▸ TASK DESCRIPTION:
Leave out the pictures and copy every record exactly.
-- START OF DATA EXTRACT --
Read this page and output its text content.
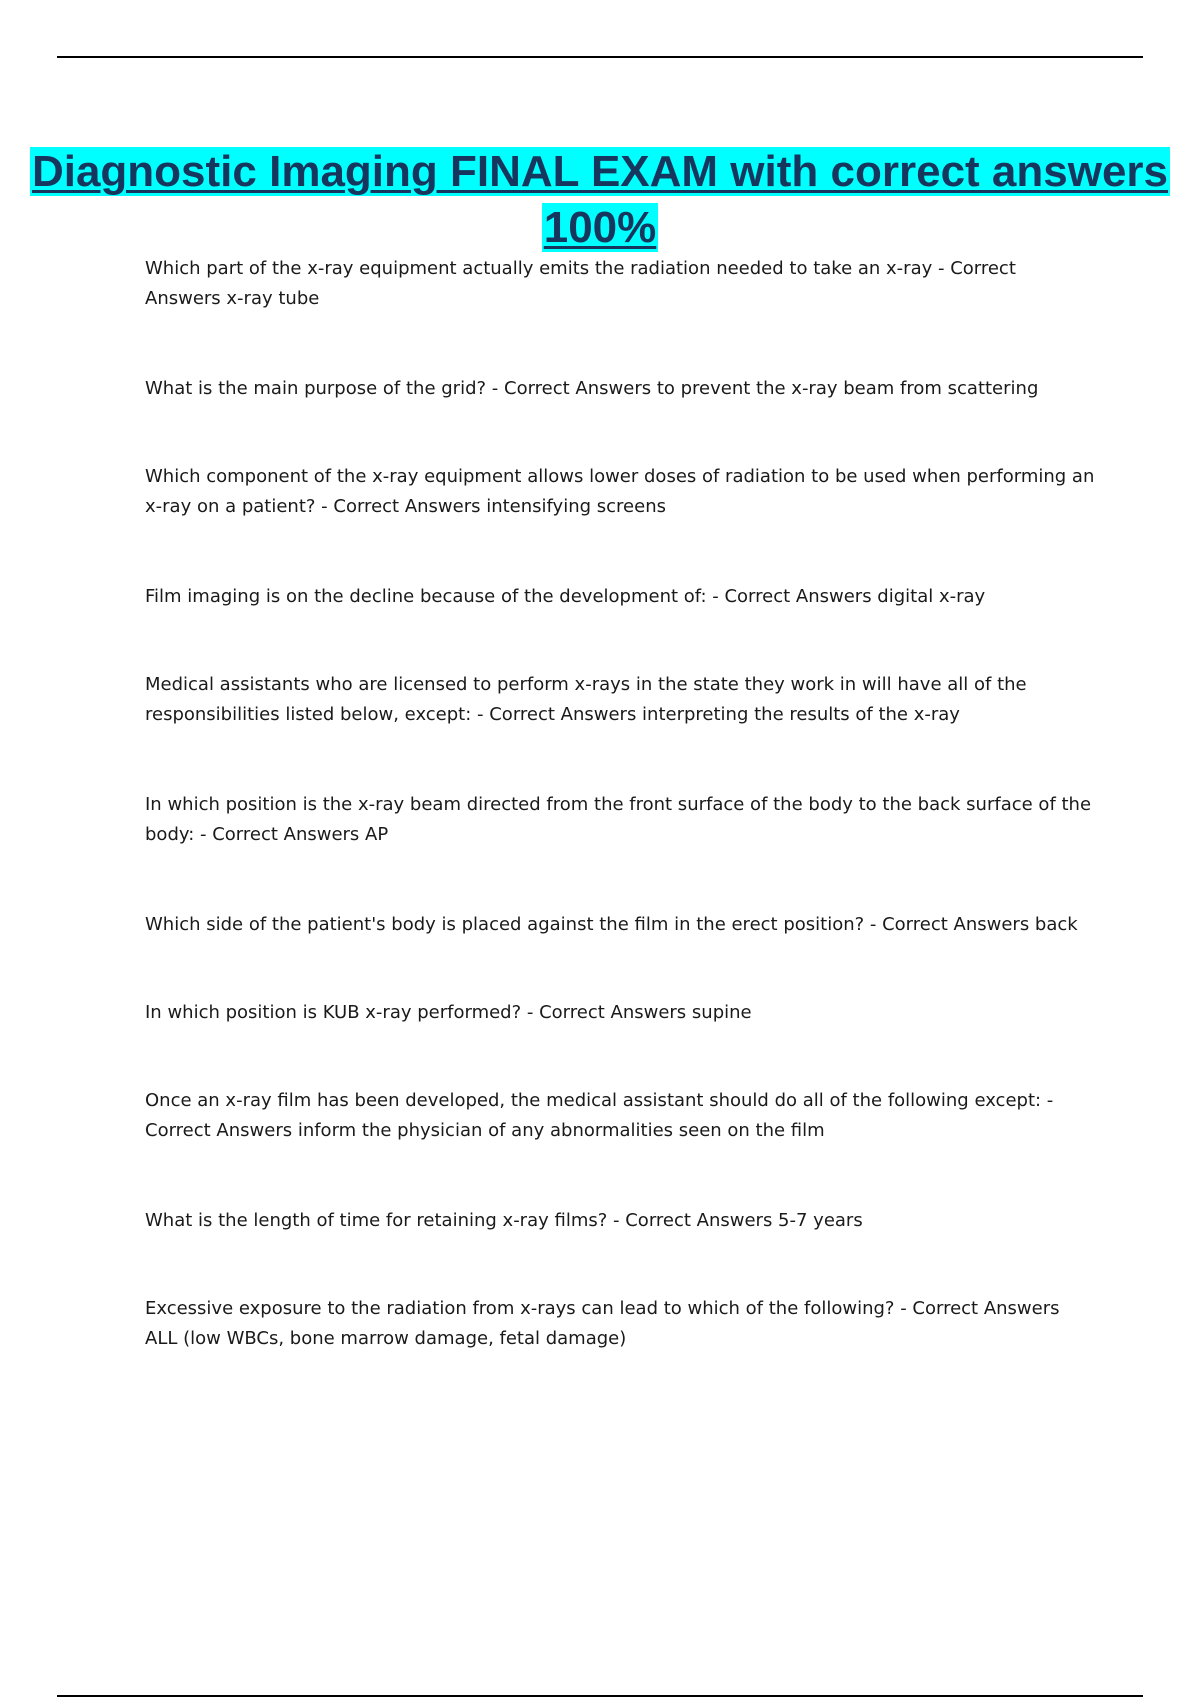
Diagnostic Imaging FINAL EXAM with correct answers 100%
Which part of the x-ray equipment actually emits the radiation needed to take an x-ray - Correct Answers x-ray tube
What is the main purpose of the grid? - Correct Answers to prevent the x-ray beam from scattering
Which component of the x-ray equipment allows lower doses of radiation to be used when performing an x-ray on a patient? - Correct Answers intensifying screens
Film imaging is on the decline because of the development of: - Correct Answers digital x-ray
Medical assistants who are licensed to perform x-rays in the state they work in will have all of the responsibilities listed below, except: - Correct Answers interpreting the results of the x-ray
In which position is the x-ray beam directed from the front surface of the body to the back surface of the body: - Correct Answers AP
Which side of the patient's body is placed against the film in the erect position? - Correct Answers back
In which position is KUB x-ray performed? - Correct Answers supine
Once an x-ray film has been developed, the medical assistant should do all of the following except: - Correct Answers inform the physician of any abnormalities seen on the film
What is the length of time for retaining x-ray films? - Correct Answers 5-7 years
Excessive exposure to the radiation from x-rays can lead to which of the following? - Correct Answers ALL (low WBCs, bone marrow damage, fetal damage)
-- END OF DATA EXTRACT --
▸ WRITTEN ANSWER:
Read this page and output its text content.
Diagnostic Imaging FINAL EXAM with correct answers 100%
Which part of the x-ray equipment actually emits the radiation needed to take an x-ray - Correct Answers x-ray tube
What is the main purpose of the grid? - Correct Answers to prevent the x-ray beam from scattering
Which component of the x-ray equipment allows lower doses of radiation to be used when performing an x-ray on a patient? - Correct Answers intensifying screens
Film imaging is on the decline because of the development of: - Correct Answers digital x-ray
Medical assistants who are licensed to perform x-rays in the state they work in will have all of the responsibilities listed below, except: - Correct Answers interpreting the results of the x-ray
In which position is the x-ray beam directed from the front surface of the body to the back surface of the body: - Correct Answers AP
Which side of the patient's body is placed against the film in the erect position? - Correct Answers back
In which position is KUB x-ray performed? - Correct Answers supine
Once an x-ray film has been developed, the medical assistant should do all of the following except: - Correct Answers inform the physician of any abnormalities seen on the film
What is the length of time for retaining x-ray films? - Correct Answers 5-7 years
Excessive exposure to the radiation from x-rays can lead to which of the following? - Correct Answers ALL (low WBCs, bone marrow damage, fetal damage)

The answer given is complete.